Extracted records

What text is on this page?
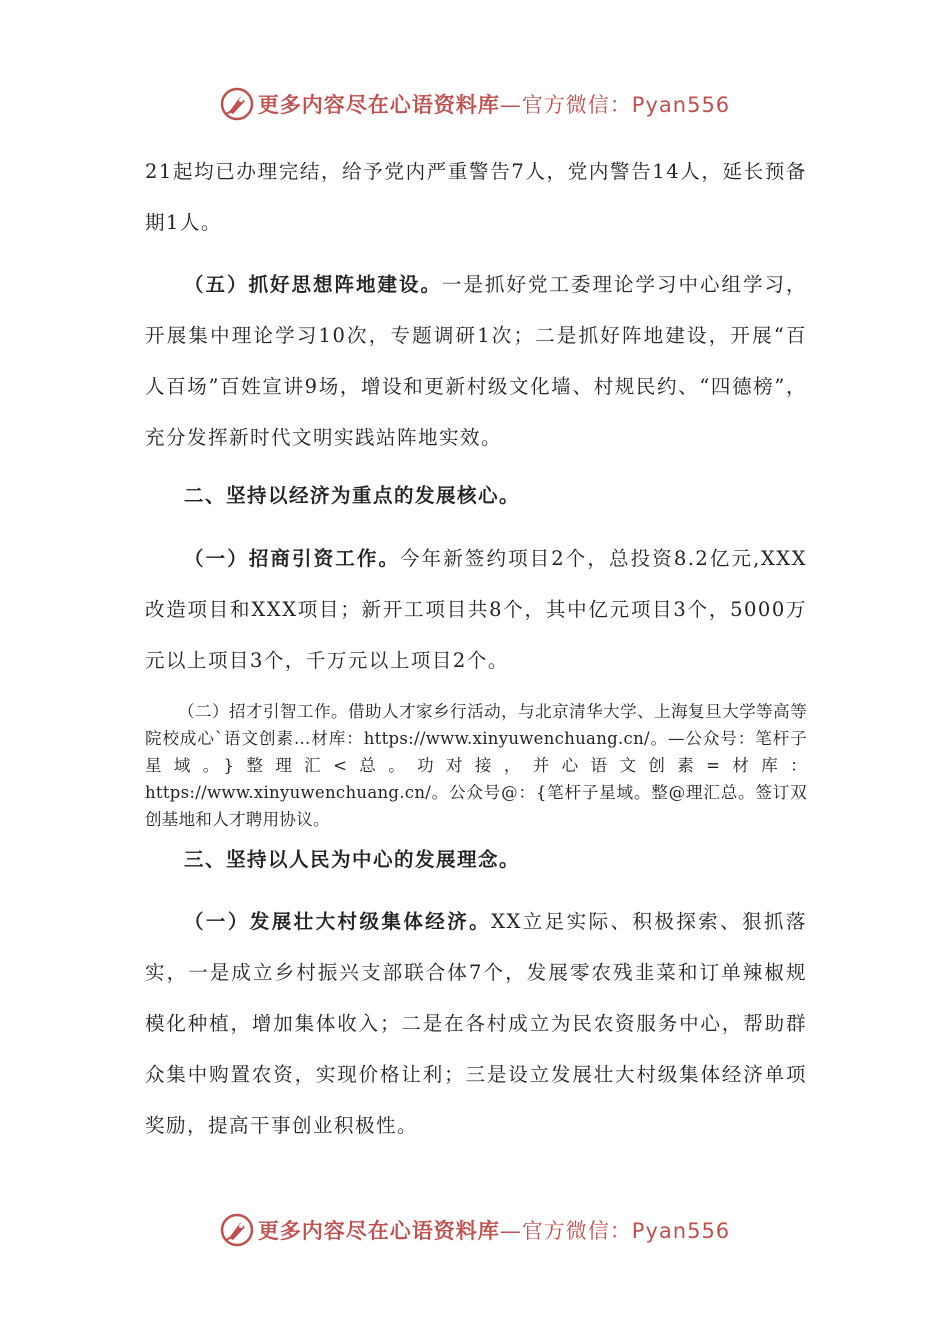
更多内容尽在心语资料库—官方微信：Pyan556

21起均已办理完结，给予党内严重警告7人，党内警告14人，延长预备期1人。

（五）抓好思想阵地建设。一是抓好党工委理论学习中心组学习，开展集中理论学习10次，专题调研1次；二是抓好阵地建设，开展“百人百场”百姓宣讲9场，增设和更新村级文化墙、村规民约、“四德榜”，充分发挥新时代文明实践站阵地实效。

二、坚持以经济为重点的发展核心。

（一）招商引资工作。今年新签约项目2个，总投资8.2亿元,XXX改造项目和XXX项目；新开工项目共8个，其中亿元项目3个，5000万元以上项目3个，千万元以上项目2个。

（二）招才引智工作。借助人才家乡行活动，与北京清华大学、上海复旦大学等高等院校成心`语文创素…材库：https://www.xinyuwenchuang.cn/。—公众号：笔杆子星域。}整理汇<总。功对接，并心语文创素=材库：https://www.xinyuwenchuang.cn/。公众号@：{笔杆子星域。整@理汇总。签订双创基地和人才聘用协议。

三、坚持以人民为中心的发展理念。

（一）发展壮大村级集体经济。XX立足实际、积极探索、狠抓落实，一是成立乡村振兴支部联合体7个，发展零农残韭菜和订单辣椒规模化种植，增加集体收入；二是在各村成立为民农资服务中心，帮助群众集中购置农资，实现价格让利；三是设立发展壮大村级集体经济单项奖励，提高干事创业积极性。

更多内容尽在心语资料库—官方微信：Pyan556
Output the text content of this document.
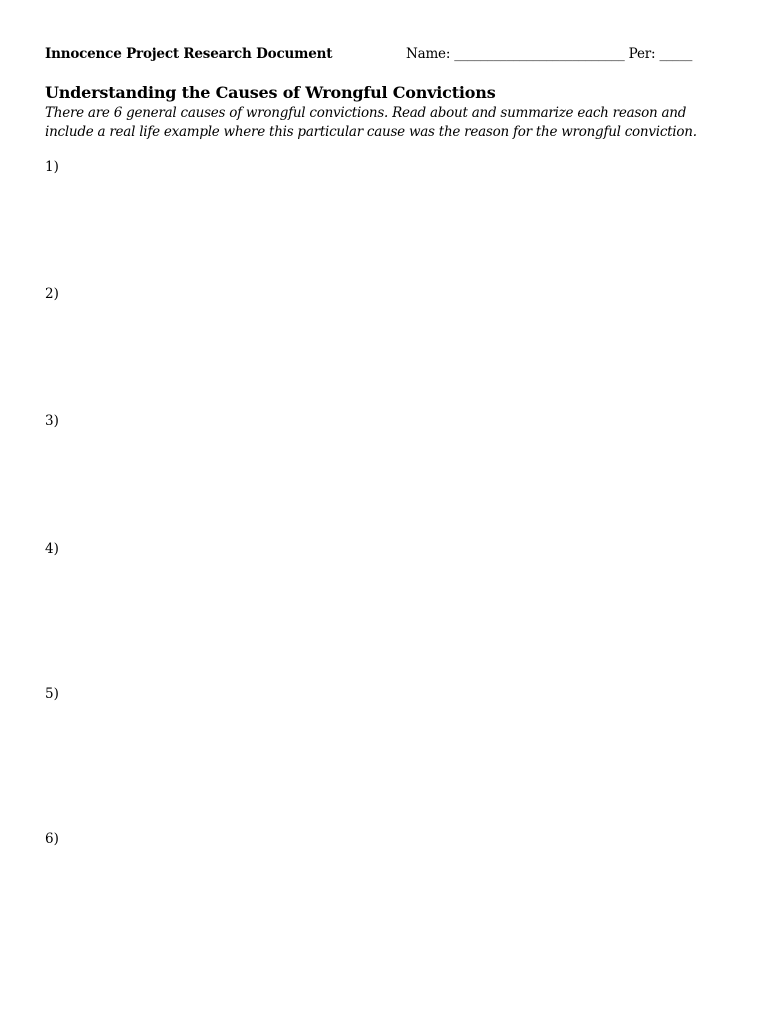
Innocence Project Research Document	Name: __________________________ Per: _____
Understanding the Causes of Wrongful Convictions
There are 6 general causes of wrongful convictions. Read about and summarize each reason and include a real life example where this particular cause was the reason for the wrongful conviction.
1)
2)
3)
4)
5)
6)
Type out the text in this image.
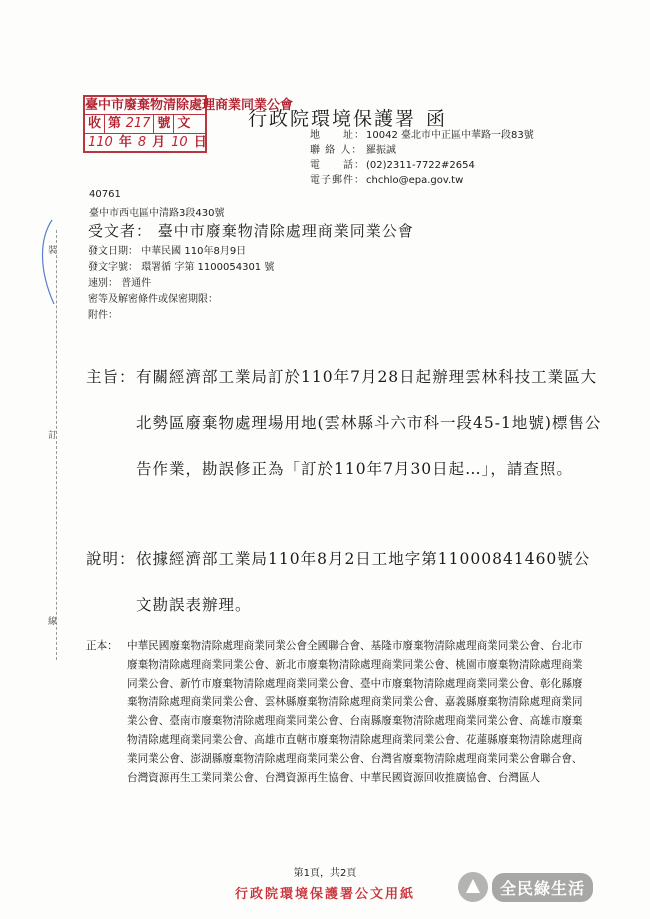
裝
訂
線
臺中市廢棄物清除處理商業同業公會
收 第 217 號 文
110 年 8 月 10 日
行政院環境保護署 函
地　　址： 10042 臺北市中正區中華路一段83號
聯 絡 人： 羅振誠
電　　話： (02)2311-7722#2654
電子郵件： chchlo@epa.gov.tw
40761
臺中市西屯區中清路3段430號
受文者： 臺中市廢棄物清除處理商業同業公會
發文日期： 中華民國 110年8月9日
發文字號： 環署循 字第 1100054301 號
速別： 普通件
密等及解密條件或保密期限：
附件：
主旨： 有關經濟部工業局訂於110年7月28日起辦理雲林科技工業區大北勢區廢棄物處理場用地(雲林縣斗六市科一段45-1地號)標售公告作業，勘誤修正為「訂於110年7月30日起…」，請查照。
說明： 依據經濟部工業局110年8月2日工地字第11000841460號公文勘誤表辦理。
正本： 中華民國廢棄物清除處理商業同業公會全國聯合會、基隆市廢棄物清除處理商業同業公會、台北市廢棄物清除處理商業同業公會、新北市廢棄物清除處理商業同業公會、桃園市廢棄物清除處理商業同業公會、新竹市廢棄物清除處理商業同業公會、臺中市廢棄物清除處理商業同業公會、彰化縣廢棄物清除處理商業同業公會、雲林縣廢棄物清除處理商業同業公會、嘉義縣廢棄物清除處理商業同業公會、臺南市廢棄物清除處理商業同業公會、台南縣廢棄物清除處理商業同業公會、高雄市廢棄物清除處理商業同業公會、高雄市直轄市廢棄物清除處理商業同業公會、花蓮縣廢棄物清除處理商業同業公會、澎湖縣廢棄物清除處理商業同業公會、台灣省廢棄物清除處理商業同業公會聯合會、台灣資源再生工業同業公會、台灣資源再生協會、中華民國資源回收推廣協會、台灣區人
第1頁，共2頁
行政院環境保護署公文用紙	全民綠生活
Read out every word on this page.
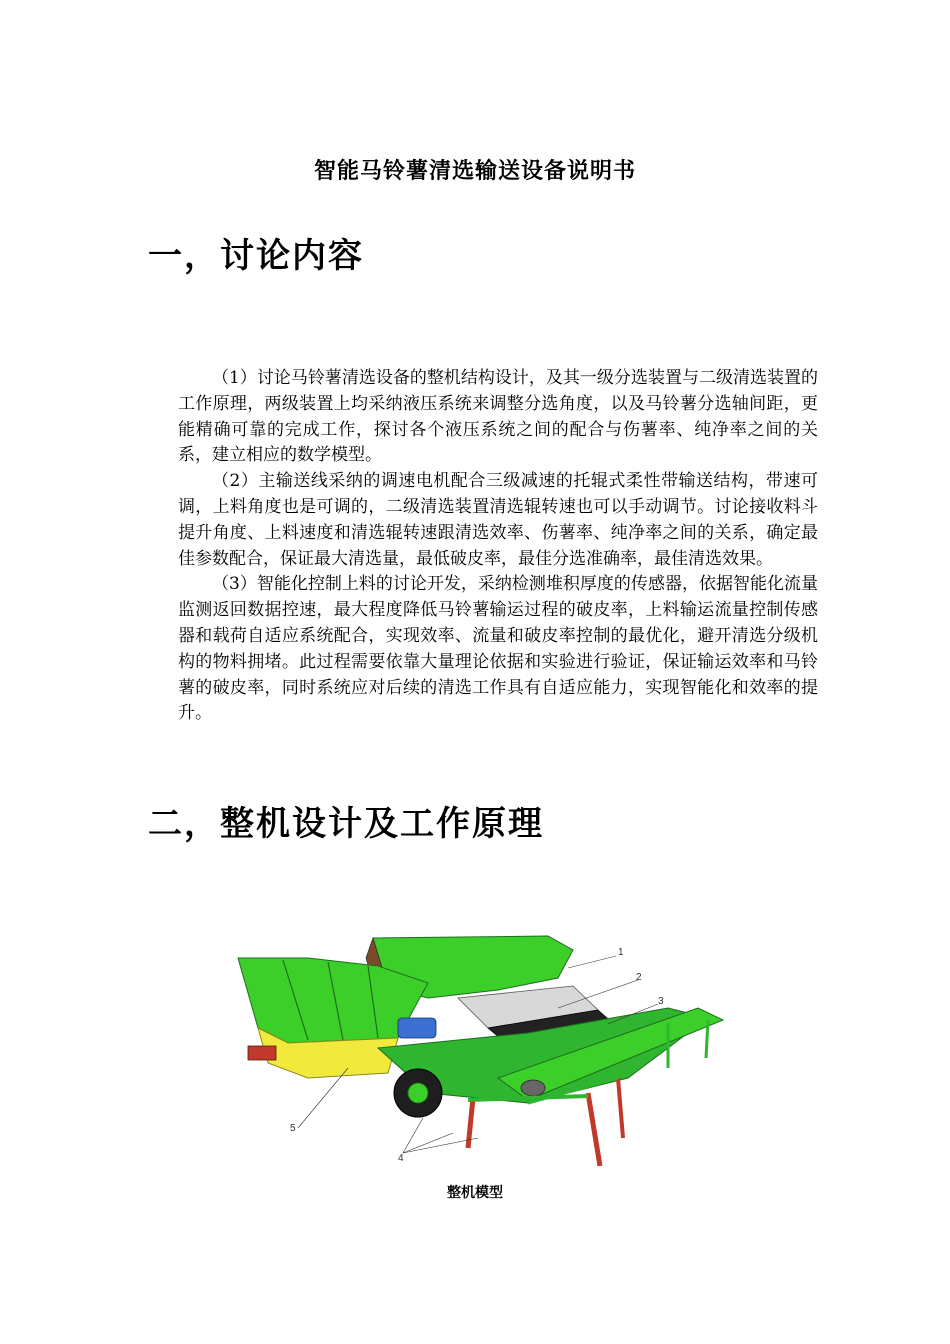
智能马铃薯清选输送设备说明书
一，讨论内容

（1）讨论马铃薯清选设备的整机结构设计，及其一级分选装置与二级清选装置的工作原理，两级装置上均采纳液压系统来调整分选角度，以及马铃薯分选轴间距，更能精确可靠的完成工作，探讨各个液压系统之间的配合与伤薯率、纯净率之间的关系，建立相应的数学模型。

（2）主输送线采纳的调速电机配合三级减速的托辊式柔性带输送结构，带速可调，上料角度也是可调的，二级清选装置清选辊转速也可以手动调节。讨论接收料斗提升角度、上料速度和清选辊转速跟清选效率、伤薯率、纯净率之间的关系，确定最佳参数配合，保证最大清选量，最低破皮率，最佳分选准确率，最佳清选效果。

（3）智能化控制上料的讨论开发，采纳检测堆积厚度的传感器，依据智能化流量监测返回数据控速，最大程度降低马铃薯输运过程的破皮率，上料输运流量控制传感器和载荷自适应系统配合，实现效率、流量和破皮率控制的最优化，避开清选分级机构的物料拥堵。此过程需要依靠大量理论依据和实验进行验证，保证输运效率和马铃薯的破皮率，同时系统应对后续的清选工作具有自适应能力，实现智能化和效率的提升。

二，整机设计及工作原理
1
2
3
4
5
整机模型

- [EXERCISE AIM] Report only how many lines in the listing contain the string "page".

- [EXPECTED ANSWER] 2